Attracting and cultivating talented early-career scientists has long been a hallmark of the culture at Fox Chase. Glenn F. Rall, associate chief academic officer and co-leader of the Immune Cell Development and Host Defense Program, sat down with four recently hired researchers — James S. Duncan, Sergei Grivennikov, Neil Johnson, and Stephen M. Sykes — to talk about what’s exciting at the bench.
Glenn F. Rall, PhD: Steve, let’s start with you. What’s the focus of your work in acute myeloid leukemia (AML)?
Stephen M. Sykes, PhD: We’re interested in determining the molecular mechanisms that distinguish malignant cells from normal cells as well as the methods that malignant cells use to resist chemotherapy.
James S. Duncan, PhD: Isn’t AML really diverse genetically?
........
◆ Work order A: Translate this sentence from the Fox Chase interview excerpt into Spanish: "We’re interested in determining the molecular mechanisms that distinguish malignant cells from normal cells as well as the methods that malignant cells use to resist chemotherapy."
◆ Work order B: Rewrite the paragraph of the Fox Chase interview excerpt beginning "Attracting and cultivating talented early-career scientists" as a short bulleted list that keeps its main facts.
◆ Work order C: List every person named in the Fox Chase interview excerpt.
........
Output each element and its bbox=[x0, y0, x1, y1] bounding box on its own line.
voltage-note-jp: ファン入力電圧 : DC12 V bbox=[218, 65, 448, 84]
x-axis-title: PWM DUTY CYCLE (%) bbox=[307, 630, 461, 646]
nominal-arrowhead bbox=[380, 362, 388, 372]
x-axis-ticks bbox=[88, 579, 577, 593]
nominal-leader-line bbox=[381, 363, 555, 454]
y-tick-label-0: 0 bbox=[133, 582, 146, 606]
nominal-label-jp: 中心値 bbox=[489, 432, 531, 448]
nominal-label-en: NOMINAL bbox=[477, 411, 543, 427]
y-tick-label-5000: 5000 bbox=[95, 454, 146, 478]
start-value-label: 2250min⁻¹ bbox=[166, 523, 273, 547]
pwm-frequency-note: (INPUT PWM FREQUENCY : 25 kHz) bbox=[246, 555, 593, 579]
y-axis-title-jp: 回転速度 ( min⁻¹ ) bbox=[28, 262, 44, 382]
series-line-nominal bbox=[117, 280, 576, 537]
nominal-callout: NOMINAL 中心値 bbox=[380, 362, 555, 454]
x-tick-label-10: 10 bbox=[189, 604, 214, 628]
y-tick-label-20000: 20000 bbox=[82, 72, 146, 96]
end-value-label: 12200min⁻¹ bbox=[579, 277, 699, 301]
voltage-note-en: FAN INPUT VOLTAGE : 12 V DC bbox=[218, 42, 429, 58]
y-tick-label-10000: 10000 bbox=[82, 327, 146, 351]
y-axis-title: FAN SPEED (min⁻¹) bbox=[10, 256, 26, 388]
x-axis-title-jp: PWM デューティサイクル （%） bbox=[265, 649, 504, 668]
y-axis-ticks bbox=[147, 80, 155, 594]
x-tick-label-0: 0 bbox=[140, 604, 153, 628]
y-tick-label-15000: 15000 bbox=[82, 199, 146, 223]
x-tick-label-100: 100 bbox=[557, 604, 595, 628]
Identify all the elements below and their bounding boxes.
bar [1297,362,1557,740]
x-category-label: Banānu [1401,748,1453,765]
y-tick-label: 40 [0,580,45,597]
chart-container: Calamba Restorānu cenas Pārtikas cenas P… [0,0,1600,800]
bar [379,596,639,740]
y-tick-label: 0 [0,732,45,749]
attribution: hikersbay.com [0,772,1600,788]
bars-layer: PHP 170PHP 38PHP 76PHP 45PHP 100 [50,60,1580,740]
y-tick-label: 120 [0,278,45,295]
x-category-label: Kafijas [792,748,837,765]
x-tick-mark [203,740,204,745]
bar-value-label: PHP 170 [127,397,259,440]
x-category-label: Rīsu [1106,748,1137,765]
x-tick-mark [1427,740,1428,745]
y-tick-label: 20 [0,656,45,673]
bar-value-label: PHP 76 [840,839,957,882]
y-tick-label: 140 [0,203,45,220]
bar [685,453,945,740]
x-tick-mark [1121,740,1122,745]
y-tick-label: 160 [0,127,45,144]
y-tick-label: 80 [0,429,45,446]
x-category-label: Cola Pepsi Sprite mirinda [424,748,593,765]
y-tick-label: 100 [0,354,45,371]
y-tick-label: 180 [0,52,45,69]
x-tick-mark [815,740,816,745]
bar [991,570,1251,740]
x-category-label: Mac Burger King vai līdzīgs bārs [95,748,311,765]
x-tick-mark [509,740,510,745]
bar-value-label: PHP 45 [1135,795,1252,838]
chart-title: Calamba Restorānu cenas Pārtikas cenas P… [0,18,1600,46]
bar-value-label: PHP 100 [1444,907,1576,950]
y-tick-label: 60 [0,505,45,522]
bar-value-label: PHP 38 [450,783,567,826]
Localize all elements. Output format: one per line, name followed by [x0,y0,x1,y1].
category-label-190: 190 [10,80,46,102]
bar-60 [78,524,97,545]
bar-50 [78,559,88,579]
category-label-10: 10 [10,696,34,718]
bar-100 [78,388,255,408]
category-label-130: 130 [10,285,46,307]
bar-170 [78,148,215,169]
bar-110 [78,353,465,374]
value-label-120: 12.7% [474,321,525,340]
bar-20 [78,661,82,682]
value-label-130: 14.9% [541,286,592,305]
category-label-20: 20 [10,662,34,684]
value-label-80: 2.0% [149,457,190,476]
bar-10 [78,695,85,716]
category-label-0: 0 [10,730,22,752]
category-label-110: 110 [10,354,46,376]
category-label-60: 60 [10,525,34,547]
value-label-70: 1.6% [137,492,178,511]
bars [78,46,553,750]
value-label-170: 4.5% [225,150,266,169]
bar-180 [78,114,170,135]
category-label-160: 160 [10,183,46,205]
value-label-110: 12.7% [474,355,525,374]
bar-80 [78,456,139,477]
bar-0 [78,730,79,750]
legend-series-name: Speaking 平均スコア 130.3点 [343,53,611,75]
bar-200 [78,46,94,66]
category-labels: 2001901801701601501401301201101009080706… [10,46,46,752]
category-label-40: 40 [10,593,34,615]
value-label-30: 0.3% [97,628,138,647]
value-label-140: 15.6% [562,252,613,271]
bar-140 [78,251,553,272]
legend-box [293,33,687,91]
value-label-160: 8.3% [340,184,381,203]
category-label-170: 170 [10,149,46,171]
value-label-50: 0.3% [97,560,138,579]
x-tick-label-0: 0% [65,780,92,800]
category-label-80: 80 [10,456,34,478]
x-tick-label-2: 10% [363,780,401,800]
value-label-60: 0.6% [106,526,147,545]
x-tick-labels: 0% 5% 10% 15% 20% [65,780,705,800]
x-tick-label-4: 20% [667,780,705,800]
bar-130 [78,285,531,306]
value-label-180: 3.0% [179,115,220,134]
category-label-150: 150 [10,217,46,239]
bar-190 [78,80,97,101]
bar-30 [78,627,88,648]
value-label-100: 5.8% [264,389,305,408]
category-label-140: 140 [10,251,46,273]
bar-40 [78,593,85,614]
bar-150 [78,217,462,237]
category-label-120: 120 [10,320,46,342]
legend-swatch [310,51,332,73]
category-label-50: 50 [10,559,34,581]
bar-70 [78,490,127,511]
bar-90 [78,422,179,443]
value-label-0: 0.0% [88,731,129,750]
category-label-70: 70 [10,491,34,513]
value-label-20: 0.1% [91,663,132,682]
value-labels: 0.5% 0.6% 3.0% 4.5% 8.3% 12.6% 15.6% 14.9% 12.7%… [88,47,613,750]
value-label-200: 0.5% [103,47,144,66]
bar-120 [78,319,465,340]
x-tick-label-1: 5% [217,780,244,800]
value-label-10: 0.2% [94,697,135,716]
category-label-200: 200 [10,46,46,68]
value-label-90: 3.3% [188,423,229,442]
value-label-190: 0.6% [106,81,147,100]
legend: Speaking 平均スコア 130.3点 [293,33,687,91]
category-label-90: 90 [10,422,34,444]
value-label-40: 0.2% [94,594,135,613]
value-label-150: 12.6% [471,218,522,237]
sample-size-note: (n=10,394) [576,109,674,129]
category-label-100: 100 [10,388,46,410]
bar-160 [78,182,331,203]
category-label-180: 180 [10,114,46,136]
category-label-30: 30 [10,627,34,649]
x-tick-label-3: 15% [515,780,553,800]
........
◆ Exercise response A: Nos interesa determinar los mecanismos moleculares que distinguen las células malignas de las células normales, así como los métodos que utilizan las células malignas para resistir la quimioterapia.

◆ Exercise response B:
- Fox Chase has long been known for attracting and cultivating talented early-career scientists.
- Glenn F. Rall is associate chief academic officer and co-leader of the Immune Cell Development and Host Defense Program. He talked with four recently hired researchers.
- The four researchers were James S. Duncan, Sergei Grivennikov, Neil Johnson, and Stephen M. Sykes.
- The conversation was about what's exciting at the bench.

◆ Exercise response C:
- Glenn F. Rall
- James S. Duncan
- Sergei Grivennikov
- Neil Johnson
- Stephen M. Sykes